= Problem to solve =
Scan the records and identify every line in which the string "interruptor" occurs, then return those lines.
***
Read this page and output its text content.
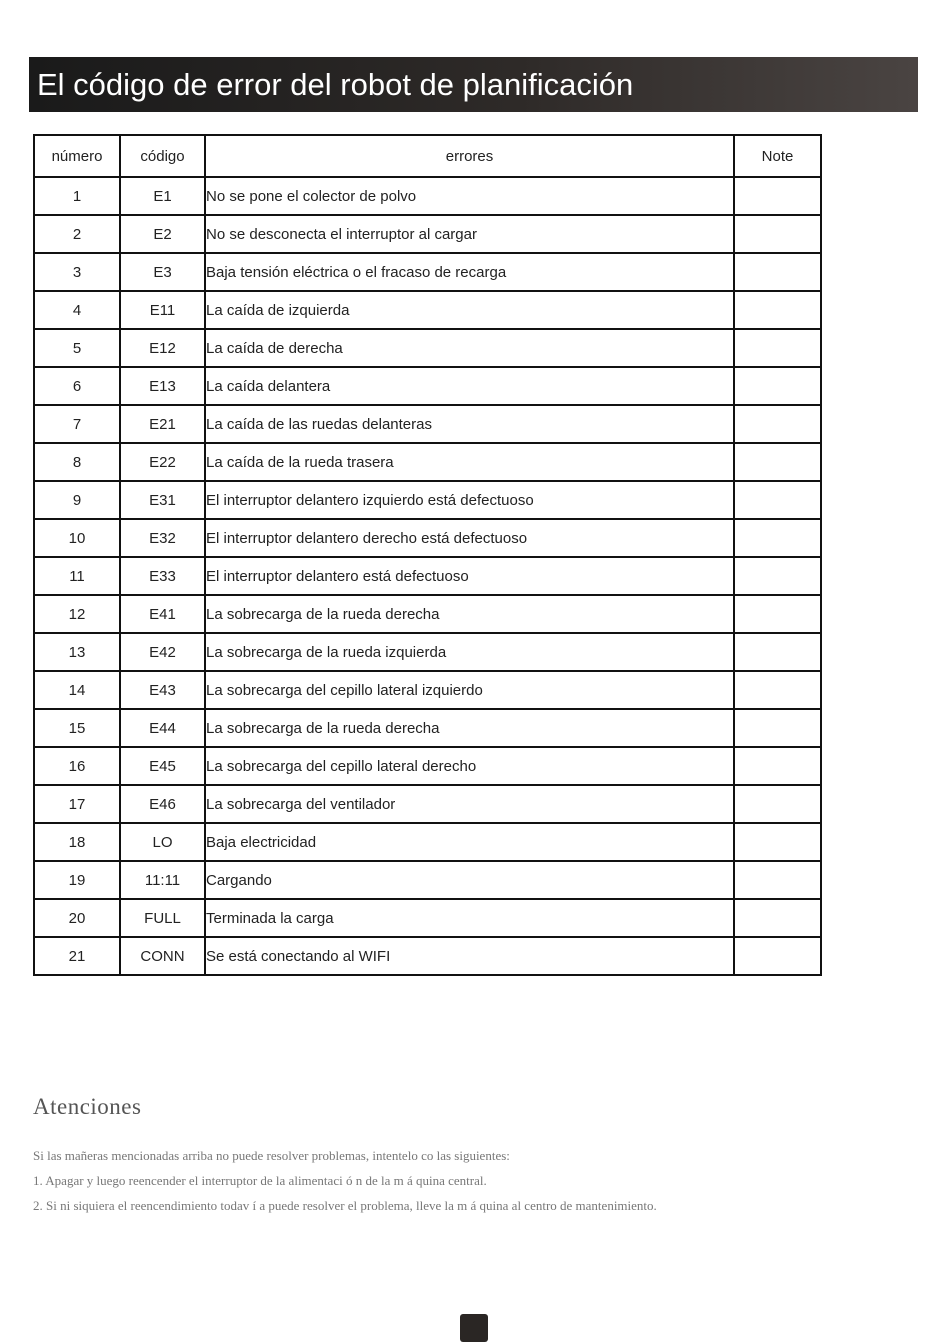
El código de error del robot de planificación
número	código	errores	Note
1	E1	No se pone el colector de polvo	
2	E2	No se desconecta el interruptor al cargar	
3	E3	Baja tensión eléctrica o el fracaso de recarga	
4	E11	La caída de izquierda	
5	E12	La caída de derecha	
6	E13	La caída delantera	
7	E21	La caída de las ruedas delanteras	
8	E22	La caída de la rueda trasera	
9	E31	El interruptor delantero izquierdo está defectuoso	
10	E32	El interruptor delantero derecho está defectuoso	
11	E33	El interruptor delantero está defectuoso	
12	E41	La sobrecarga de la rueda derecha	
13	E42	La sobrecarga de la rueda izquierda	
14	E43	La sobrecarga del cepillo lateral izquierdo	
15	E44	La sobrecarga de la rueda derecha	
16	E45	La sobrecarga del cepillo lateral derecho	
17	E46	La sobrecarga del ventilador	
18	LO	Baja electricidad	
19	11:11	Cargando	
20	FULL	Terminada la carga	
21	CONN	Se está conectando al WIFI	
Atenciones

Si las mañeras mencionadas arriba no puede resolver problemas, intentelo co las siguientes:

1. Apagar y luego reencender el interruptor de la alimentaci ó n de la m á quina central.

2. Si ni siquiera el reencendimiento todav í a puede resolver el problema, lleve la m á quina al centro de mantenimiento.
***
= Answer to this exercise =
2	E2	No se desconecta el interruptor al cargar	
9	E31	El interruptor delantero izquierdo está defectuoso	
10	E32	El interruptor delantero derecho está defectuoso	
11	E33	El interruptor delantero está defectuoso	
1. Apagar y luego reencender el interruptor de la alimentaci ó n de la m á quina central.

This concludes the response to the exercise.